Data items:
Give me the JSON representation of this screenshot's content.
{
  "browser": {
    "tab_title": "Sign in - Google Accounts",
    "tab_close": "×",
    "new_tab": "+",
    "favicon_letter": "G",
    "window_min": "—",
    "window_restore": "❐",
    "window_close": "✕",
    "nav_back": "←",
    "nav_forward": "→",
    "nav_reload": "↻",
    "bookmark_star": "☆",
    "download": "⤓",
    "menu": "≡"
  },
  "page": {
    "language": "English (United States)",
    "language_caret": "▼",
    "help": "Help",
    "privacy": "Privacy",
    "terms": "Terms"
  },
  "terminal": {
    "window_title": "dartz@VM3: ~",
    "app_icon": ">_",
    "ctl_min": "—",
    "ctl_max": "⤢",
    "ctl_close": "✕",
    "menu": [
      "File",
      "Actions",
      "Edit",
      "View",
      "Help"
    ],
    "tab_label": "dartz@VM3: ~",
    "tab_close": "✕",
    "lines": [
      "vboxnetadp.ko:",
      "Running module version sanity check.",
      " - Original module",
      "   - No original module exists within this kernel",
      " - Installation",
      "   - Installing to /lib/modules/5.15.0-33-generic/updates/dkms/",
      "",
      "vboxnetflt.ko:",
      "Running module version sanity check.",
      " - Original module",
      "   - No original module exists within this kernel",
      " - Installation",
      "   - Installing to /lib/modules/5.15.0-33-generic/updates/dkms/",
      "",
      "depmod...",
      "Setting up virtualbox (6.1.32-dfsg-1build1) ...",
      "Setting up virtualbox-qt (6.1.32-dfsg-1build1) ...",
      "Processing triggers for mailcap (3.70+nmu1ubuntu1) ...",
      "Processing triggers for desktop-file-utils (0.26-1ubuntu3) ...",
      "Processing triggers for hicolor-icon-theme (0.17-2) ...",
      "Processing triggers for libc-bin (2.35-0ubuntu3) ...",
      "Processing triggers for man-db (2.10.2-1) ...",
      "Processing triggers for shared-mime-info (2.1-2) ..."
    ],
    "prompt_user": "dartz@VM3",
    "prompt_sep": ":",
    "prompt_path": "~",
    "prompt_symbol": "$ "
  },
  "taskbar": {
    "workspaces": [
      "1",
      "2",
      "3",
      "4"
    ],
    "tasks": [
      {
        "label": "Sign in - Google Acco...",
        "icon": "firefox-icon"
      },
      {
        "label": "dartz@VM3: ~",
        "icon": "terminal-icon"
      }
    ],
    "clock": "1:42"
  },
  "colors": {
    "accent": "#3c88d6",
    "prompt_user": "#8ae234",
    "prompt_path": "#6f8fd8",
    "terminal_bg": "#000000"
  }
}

→ **Short exercise**: Every entry should be printed again exactly as written.

→ **Exercise result**:
Give me the JSON representation of this screenshot's content.
{
  "browser": {
    "tab_title": "Sign in - Google Accounts",
    "tab_close": "×",
    "new_tab": "+",
    "favicon_letter": "G",
    "window_min": "—",
    "window_restore": "❐",
    "window_close": "✕",
    "nav_back": "←",
    "nav_forward": "→",
    "nav_reload": "↻",
    "bookmark_star": "☆",
    "download": "⤓",
    "menu": "≡"
  },
  "page": {
    "language": "English (United States)",
    "language_caret": "▼",
    "help": "Help",
    "privacy": "Privacy",
    "terms": "Terms"
  },
  "terminal": {
    "window_title": "dartz@VM3: ~",
    "app_icon": ">_",
    "ctl_min": "—",
    "ctl_max": "⤢",
    "ctl_close": "✕",
    "menu": [
      "File",
      "Actions",
      "Edit",
      "View",
      "Help"
    ],
    "tab_label": "dartz@VM3: ~",
    "tab_close": "✕",
    "lines": [
      "vboxnetadp.ko:",
      "Running module version sanity check.",
      " - Original module",
      "   - No original module exists within this kernel",
      " - Installation",
      "   - Installing to /lib/modules/5.15.0-33-generic/updates/dkms/",
      "",
      "vboxnetflt.ko:",
      "Running module version sanity check.",
      " - Original module",
      "   - No original module exists within this kernel",
      " - Installation",
      "   - Installing to /lib/modules/5.15.0-33-generic/updates/dkms/",
      "",
      "depmod...",
      "Setting up virtualbox (6.1.32-dfsg-1build1) ...",
      "Setting up virtualbox-qt (6.1.32-dfsg-1build1) ...",
      "Processing triggers for mailcap (3.70+nmu1ubuntu1) ...",
      "Processing triggers for desktop-file-utils (0.26-1ubuntu3) ...",
      "Processing triggers for hicolor-icon-theme (0.17-2) ...",
      "Processing triggers for libc-bin (2.35-0ubuntu3) ...",
      "Processing triggers for man-db (2.10.2-1) ...",
      "Processing triggers for shared-mime-info (2.1-2) ..."
    ],
    "prompt_user": "dartz@VM3",
    "prompt_sep": ":",
    "prompt_path": "~",
    "prompt_symbol": "$ "
  },
  "taskbar": {
    "workspaces": [
      "1",
      "2",
      "3",
      "4"
    ],
    "tasks": [
      {
        "label": "Sign in - Google Acco...",
        "icon": "firefox-icon"
      },
      {
        "label": "dartz@VM3: ~",
        "icon": "terminal-icon"
      }
    ],
    "clock": "1:42"
  },
  "colors": {
    "accent": "#3c88d6",
    "prompt_user": "#8ae234",
    "prompt_path": "#6f8fd8",
    "terminal_bg": "#000000"
  }
}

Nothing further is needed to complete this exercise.